Data rows ::
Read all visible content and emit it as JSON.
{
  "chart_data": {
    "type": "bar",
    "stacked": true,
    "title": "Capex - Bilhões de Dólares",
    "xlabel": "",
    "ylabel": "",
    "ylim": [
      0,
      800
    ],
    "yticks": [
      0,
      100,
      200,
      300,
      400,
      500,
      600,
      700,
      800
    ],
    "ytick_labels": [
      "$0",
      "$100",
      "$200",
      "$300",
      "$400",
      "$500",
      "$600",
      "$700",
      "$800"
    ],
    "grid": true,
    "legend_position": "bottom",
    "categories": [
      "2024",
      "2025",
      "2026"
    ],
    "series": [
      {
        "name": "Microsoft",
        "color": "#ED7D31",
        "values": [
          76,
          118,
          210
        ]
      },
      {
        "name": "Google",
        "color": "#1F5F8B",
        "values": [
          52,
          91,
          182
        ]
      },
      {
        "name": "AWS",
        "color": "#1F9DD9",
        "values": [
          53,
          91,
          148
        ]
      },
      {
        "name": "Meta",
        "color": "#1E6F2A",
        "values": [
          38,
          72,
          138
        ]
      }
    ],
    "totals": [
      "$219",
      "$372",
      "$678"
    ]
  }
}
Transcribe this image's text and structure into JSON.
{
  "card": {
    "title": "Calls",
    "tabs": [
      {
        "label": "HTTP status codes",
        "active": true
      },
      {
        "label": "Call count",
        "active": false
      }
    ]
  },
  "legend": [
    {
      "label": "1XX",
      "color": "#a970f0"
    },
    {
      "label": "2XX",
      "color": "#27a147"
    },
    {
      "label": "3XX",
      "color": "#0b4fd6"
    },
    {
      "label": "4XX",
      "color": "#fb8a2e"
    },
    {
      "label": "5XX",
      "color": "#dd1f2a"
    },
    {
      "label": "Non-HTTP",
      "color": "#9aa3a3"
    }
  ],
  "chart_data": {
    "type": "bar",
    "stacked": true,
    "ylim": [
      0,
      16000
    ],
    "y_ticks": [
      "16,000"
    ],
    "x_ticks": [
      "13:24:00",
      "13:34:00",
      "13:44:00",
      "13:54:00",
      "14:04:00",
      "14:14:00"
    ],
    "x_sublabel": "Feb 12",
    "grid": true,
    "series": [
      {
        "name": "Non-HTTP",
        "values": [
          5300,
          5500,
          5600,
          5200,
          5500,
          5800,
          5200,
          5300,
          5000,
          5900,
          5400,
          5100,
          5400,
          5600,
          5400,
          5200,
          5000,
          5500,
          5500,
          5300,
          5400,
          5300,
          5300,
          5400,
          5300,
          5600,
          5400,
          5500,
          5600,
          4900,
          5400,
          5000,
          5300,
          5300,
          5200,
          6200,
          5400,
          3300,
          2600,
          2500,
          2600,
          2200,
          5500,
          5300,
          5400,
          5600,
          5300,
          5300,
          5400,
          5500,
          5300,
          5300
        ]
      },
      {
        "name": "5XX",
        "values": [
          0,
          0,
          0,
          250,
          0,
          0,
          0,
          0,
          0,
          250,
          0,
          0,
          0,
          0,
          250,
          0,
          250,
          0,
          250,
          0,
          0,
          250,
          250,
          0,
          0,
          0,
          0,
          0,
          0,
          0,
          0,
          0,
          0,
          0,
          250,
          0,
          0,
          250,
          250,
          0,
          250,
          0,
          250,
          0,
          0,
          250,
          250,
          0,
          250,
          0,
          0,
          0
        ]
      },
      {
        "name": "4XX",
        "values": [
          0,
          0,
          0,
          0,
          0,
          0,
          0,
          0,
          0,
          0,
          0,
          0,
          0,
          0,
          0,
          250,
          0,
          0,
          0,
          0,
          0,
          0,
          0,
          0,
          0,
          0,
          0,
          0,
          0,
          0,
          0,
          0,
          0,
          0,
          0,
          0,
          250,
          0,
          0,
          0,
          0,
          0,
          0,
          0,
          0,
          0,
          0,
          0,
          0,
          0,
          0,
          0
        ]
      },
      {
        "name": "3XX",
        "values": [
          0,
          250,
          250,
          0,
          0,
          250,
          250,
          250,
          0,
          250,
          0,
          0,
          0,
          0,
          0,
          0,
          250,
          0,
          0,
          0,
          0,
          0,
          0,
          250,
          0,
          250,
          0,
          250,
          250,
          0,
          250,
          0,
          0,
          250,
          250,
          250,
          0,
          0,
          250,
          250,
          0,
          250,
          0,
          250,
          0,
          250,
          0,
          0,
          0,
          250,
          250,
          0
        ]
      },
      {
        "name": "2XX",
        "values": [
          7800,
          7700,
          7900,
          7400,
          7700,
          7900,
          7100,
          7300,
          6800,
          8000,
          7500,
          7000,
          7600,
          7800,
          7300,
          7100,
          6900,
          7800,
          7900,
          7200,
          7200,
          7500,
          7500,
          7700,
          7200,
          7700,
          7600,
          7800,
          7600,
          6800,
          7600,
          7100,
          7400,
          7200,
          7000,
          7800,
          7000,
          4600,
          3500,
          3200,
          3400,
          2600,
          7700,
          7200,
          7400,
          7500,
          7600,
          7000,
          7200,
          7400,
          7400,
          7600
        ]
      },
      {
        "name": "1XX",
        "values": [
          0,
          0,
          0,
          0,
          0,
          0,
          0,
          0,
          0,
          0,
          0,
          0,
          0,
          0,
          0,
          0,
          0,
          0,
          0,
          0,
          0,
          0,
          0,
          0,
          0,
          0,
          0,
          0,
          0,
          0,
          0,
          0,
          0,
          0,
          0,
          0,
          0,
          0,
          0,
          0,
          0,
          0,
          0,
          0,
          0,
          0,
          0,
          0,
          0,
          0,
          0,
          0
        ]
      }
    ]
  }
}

Goal :: Could you quote the material above in full, exactly as it stands?

Answer to this task ::
Read all visible content and emit it as JSON.
{
  "chart_data": {
    "type": "bar",
    "stacked": true,
    "title": "Capex - Bilhões de Dólares",
    "xlabel": "",
    "ylabel": "",
    "ylim": [
      0,
      800
    ],
    "yticks": [
      0,
      100,
      200,
      300,
      400,
      500,
      600,
      700,
      800
    ],
    "ytick_labels": [
      "$0",
      "$100",
      "$200",
      "$300",
      "$400",
      "$500",
      "$600",
      "$700",
      "$800"
    ],
    "grid": true,
    "legend_position": "bottom",
    "categories": [
      "2024",
      "2025",
      "2026"
    ],
    "series": [
      {
        "name": "Microsoft",
        "color": "#ED7D31",
        "values": [
          76,
          118,
          210
        ]
      },
      {
        "name": "Google",
        "color": "#1F5F8B",
        "values": [
          52,
          91,
          182
        ]
      },
      {
        "name": "AWS",
        "color": "#1F9DD9",
        "values": [
          53,
          91,
          148
        ]
      },
      {
        "name": "Meta",
        "color": "#1E6F2A",
        "values": [
          38,
          72,
          138
        ]
      }
    ],
    "totals": [
      "$219",
      "$372",
      "$678"
    ]
  }
}
Transcribe this image's text and structure into JSON.
{
  "card": {
    "title": "Calls",
    "tabs": [
      {
        "label": "HTTP status codes",
        "active": true
      },
      {
        "label": "Call count",
        "active": false
      }
    ]
  },
  "legend": [
    {
      "label": "1XX",
      "color": "#a970f0"
    },
    {
      "label": "2XX",
      "color": "#27a147"
    },
    {
      "label": "3XX",
      "color": "#0b4fd6"
    },
    {
      "label": "4XX",
      "color": "#fb8a2e"
    },
    {
      "label": "5XX",
      "color": "#dd1f2a"
    },
    {
      "label": "Non-HTTP",
      "color": "#9aa3a3"
    }
  ],
  "chart_data": {
    "type": "bar",
    "stacked": true,
    "ylim": [
      0,
      16000
    ],
    "y_ticks": [
      "16,000"
    ],
    "x_ticks": [
      "13:24:00",
      "13:34:00",
      "13:44:00",
      "13:54:00",
      "14:04:00",
      "14:14:00"
    ],
    "x_sublabel": "Feb 12",
    "grid": true,
    "series": [
      {
        "name": "Non-HTTP",
        "values": [
          5300,
          5500,
          5600,
          5200,
          5500,
          5800,
          5200,
          5300,
          5000,
          5900,
          5400,
          5100,
          5400,
          5600,
          5400,
          5200,
          5000,
          5500,
          5500,
          5300,
          5400,
          5300,
          5300,
          5400,
          5300,
          5600,
          5400,
          5500,
          5600,
          4900,
          5400,
          5000,
          5300,
          5300,
          5200,
          6200,
          5400,
          3300,
          2600,
          2500,
          2600,
          2200,
          5500,
          5300,
          5400,
          5600,
          5300,
          5300,
          5400,
          5500,
          5300,
          5300
        ]
      },
      {
        "name": "5XX",
        "values": [
          0,
          0,
          0,
          250,
          0,
          0,
          0,
          0,
          0,
          250,
          0,
          0,
          0,
          0,
          250,
          0,
          250,
          0,
          250,
          0,
          0,
          250,
          250,
          0,
          0,
          0,
          0,
          0,
          0,
          0,
          0,
          0,
          0,
          0,
          250,
          0,
          0,
          250,
          250,
          0,
          250,
          0,
          250,
          0,
          0,
          250,
          250,
          0,
          250,
          0,
          0,
          0
        ]
      },
      {
        "name": "4XX",
        "values": [
          0,
          0,
          0,
          0,
          0,
          0,
          0,
          0,
          0,
          0,
          0,
          0,
          0,
          0,
          0,
          250,
          0,
          0,
          0,
          0,
          0,
          0,
          0,
          0,
          0,
          0,
          0,
          0,
          0,
          0,
          0,
          0,
          0,
          0,
          0,
          0,
          250,
          0,
          0,
          0,
          0,
          0,
          0,
          0,
          0,
          0,
          0,
          0,
          0,
          0,
          0,
          0
        ]
      },
      {
        "name": "3XX",
        "values": [
          0,
          250,
          250,
          0,
          0,
          250,
          250,
          250,
          0,
          250,
          0,
          0,
          0,
          0,
          0,
          0,
          250,
          0,
          0,
          0,
          0,
          0,
          0,
          250,
          0,
          250,
          0,
          250,
          250,
          0,
          250,
          0,
          0,
          250,
          250,
          250,
          0,
          0,
          250,
          250,
          0,
          250,
          0,
          250,
          0,
          250,
          0,
          0,
          0,
          250,
          250,
          0
        ]
      },
      {
        "name": "2XX",
        "values": [
          7800,
          7700,
          7900,
          7400,
          7700,
          7900,
          7100,
          7300,
          6800,
          8000,
          7500,
          7000,
          7600,
          7800,
          7300,
          7100,
          6900,
          7800,
          7900,
          7200,
          7200,
          7500,
          7500,
          7700,
          7200,
          7700,
          7600,
          7800,
          7600,
          6800,
          7600,
          7100,
          7400,
          7200,
          7000,
          7800,
          7000,
          4600,
          3500,
          3200,
          3400,
          2600,
          7700,
          7200,
          7400,
          7500,
          7600,
          7000,
          7200,
          7400,
          7400,
          7600
        ]
      },
      {
        "name": "1XX",
        "values": [
          0,
          0,
          0,
          0,
          0,
          0,
          0,
          0,
          0,
          0,
          0,
          0,
          0,
          0,
          0,
          0,
          0,
          0,
          0,
          0,
          0,
          0,
          0,
          0,
          0,
          0,
          0,
          0,
          0,
          0,
          0,
          0,
          0,
          0,
          0,
          0,
          0,
          0,
          0,
          0,
          0,
          0,
          0,
          0,
          0,
          0,
          0,
          0,
          0,
          0,
          0,
          0
        ]
      }
    ]
  }
}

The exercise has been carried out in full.